- **Problem to solve**: Please return the lines of the data that contain "screenᵈ".

- **Data**:
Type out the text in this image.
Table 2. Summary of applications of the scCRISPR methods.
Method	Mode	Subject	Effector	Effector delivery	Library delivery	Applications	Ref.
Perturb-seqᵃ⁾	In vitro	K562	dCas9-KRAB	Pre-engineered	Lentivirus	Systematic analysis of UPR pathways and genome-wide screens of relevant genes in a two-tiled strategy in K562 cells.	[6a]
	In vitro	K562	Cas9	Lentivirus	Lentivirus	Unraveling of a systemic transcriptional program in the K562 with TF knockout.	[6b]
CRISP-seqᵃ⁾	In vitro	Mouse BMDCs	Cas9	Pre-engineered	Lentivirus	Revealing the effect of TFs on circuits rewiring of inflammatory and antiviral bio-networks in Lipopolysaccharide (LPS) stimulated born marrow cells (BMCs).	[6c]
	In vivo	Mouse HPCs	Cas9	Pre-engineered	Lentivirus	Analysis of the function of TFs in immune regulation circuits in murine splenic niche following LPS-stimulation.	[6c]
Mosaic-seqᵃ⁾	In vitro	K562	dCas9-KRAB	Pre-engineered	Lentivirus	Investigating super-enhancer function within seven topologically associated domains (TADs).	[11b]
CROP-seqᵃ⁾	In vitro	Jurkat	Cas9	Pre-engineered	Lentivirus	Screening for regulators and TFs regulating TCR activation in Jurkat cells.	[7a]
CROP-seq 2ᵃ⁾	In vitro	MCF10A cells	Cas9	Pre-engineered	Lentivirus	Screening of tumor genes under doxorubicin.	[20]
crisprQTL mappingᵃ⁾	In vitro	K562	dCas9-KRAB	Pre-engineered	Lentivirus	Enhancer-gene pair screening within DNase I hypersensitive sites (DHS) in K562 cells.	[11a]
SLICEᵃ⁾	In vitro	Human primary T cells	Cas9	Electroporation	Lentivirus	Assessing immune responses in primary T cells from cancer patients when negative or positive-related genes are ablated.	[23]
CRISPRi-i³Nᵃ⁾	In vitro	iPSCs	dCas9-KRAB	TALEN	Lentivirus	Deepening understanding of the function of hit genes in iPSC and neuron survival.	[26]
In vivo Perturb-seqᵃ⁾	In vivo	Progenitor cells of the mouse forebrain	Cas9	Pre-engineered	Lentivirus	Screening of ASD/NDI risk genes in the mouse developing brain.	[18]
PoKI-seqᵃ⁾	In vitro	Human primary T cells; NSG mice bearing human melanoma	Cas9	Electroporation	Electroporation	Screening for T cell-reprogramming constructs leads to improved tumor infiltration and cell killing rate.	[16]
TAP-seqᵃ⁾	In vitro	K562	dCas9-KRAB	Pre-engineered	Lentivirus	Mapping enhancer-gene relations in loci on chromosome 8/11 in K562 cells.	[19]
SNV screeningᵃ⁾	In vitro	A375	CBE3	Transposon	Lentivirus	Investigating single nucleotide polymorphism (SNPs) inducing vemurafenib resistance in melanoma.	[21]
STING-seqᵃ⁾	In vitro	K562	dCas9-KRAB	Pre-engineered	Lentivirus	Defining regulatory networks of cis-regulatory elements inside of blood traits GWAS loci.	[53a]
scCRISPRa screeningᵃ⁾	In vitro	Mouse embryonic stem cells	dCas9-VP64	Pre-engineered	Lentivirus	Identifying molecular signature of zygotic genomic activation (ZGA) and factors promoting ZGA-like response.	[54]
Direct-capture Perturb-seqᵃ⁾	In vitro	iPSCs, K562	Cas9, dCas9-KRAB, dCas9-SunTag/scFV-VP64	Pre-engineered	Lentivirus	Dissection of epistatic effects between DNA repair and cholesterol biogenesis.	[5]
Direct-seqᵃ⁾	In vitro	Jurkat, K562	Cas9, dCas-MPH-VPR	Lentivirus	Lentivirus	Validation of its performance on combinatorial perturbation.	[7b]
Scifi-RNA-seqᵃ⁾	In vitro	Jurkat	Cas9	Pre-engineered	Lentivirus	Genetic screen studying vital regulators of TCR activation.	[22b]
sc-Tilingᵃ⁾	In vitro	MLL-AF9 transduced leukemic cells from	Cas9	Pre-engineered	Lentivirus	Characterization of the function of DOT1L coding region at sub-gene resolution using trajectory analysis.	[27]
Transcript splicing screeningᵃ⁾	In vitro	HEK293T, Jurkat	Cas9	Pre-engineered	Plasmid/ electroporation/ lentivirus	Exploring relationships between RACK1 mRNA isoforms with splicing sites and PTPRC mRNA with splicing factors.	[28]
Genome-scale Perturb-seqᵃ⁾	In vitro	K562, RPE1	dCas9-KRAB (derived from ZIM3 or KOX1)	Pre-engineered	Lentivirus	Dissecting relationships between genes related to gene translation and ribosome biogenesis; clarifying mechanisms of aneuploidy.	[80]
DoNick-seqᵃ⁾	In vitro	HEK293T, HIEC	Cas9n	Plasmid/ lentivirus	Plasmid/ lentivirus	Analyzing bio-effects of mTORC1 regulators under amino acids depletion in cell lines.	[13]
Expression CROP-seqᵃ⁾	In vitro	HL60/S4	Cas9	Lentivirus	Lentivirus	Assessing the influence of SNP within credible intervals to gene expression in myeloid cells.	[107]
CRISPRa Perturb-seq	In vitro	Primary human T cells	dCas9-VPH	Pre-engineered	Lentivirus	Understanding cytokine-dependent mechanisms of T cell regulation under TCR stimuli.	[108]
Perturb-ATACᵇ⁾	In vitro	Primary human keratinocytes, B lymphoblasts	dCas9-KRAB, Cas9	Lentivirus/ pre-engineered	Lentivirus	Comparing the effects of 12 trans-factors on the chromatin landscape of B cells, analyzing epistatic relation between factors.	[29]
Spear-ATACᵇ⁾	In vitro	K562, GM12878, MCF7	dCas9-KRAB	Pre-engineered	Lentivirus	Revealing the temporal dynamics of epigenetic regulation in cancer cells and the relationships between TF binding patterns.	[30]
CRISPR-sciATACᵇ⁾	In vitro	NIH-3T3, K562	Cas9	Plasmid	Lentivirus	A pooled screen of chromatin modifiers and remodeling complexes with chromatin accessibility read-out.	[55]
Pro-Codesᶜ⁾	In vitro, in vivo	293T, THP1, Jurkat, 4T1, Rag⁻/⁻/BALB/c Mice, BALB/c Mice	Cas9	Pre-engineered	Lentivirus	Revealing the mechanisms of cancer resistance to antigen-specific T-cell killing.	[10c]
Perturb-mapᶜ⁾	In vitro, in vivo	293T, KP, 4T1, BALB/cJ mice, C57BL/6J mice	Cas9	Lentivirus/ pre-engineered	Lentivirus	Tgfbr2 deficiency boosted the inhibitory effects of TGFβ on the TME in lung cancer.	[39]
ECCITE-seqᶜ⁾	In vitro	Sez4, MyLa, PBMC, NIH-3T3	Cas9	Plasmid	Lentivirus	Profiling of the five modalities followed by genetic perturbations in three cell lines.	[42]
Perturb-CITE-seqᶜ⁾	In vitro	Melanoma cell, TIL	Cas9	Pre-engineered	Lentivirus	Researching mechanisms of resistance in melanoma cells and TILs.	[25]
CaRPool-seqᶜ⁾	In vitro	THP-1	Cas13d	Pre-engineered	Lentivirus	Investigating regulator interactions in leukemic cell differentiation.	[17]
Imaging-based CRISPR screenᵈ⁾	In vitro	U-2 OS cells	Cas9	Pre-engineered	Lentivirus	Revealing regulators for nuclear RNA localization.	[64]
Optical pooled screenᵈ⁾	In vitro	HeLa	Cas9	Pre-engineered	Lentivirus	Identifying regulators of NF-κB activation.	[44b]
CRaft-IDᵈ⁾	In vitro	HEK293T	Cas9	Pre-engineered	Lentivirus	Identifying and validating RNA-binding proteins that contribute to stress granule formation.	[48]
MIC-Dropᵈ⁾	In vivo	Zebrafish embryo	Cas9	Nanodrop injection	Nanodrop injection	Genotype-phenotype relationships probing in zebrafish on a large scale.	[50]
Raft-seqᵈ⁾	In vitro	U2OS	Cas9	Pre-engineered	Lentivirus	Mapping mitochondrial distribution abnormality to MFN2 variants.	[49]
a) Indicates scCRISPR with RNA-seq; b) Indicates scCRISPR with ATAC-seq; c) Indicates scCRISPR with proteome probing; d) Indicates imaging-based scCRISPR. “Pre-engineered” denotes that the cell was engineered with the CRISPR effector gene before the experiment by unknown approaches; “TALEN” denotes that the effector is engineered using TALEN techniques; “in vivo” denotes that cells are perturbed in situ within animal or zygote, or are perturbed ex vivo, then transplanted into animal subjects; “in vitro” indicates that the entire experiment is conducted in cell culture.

- **Exercise response**:
Imaging-based CRISPR screenᵈ⁾	In vitro	U-2 OS cells	Cas9	Pre-engineered	Lentivirus	Revealing regulators for nuclear RNA localization.	[64]
Optical pooled screenᵈ⁾	In vitro	HeLa	Cas9	Pre-engineered	Lentivirus	Identifying regulators of NF-κB activation.	[44b]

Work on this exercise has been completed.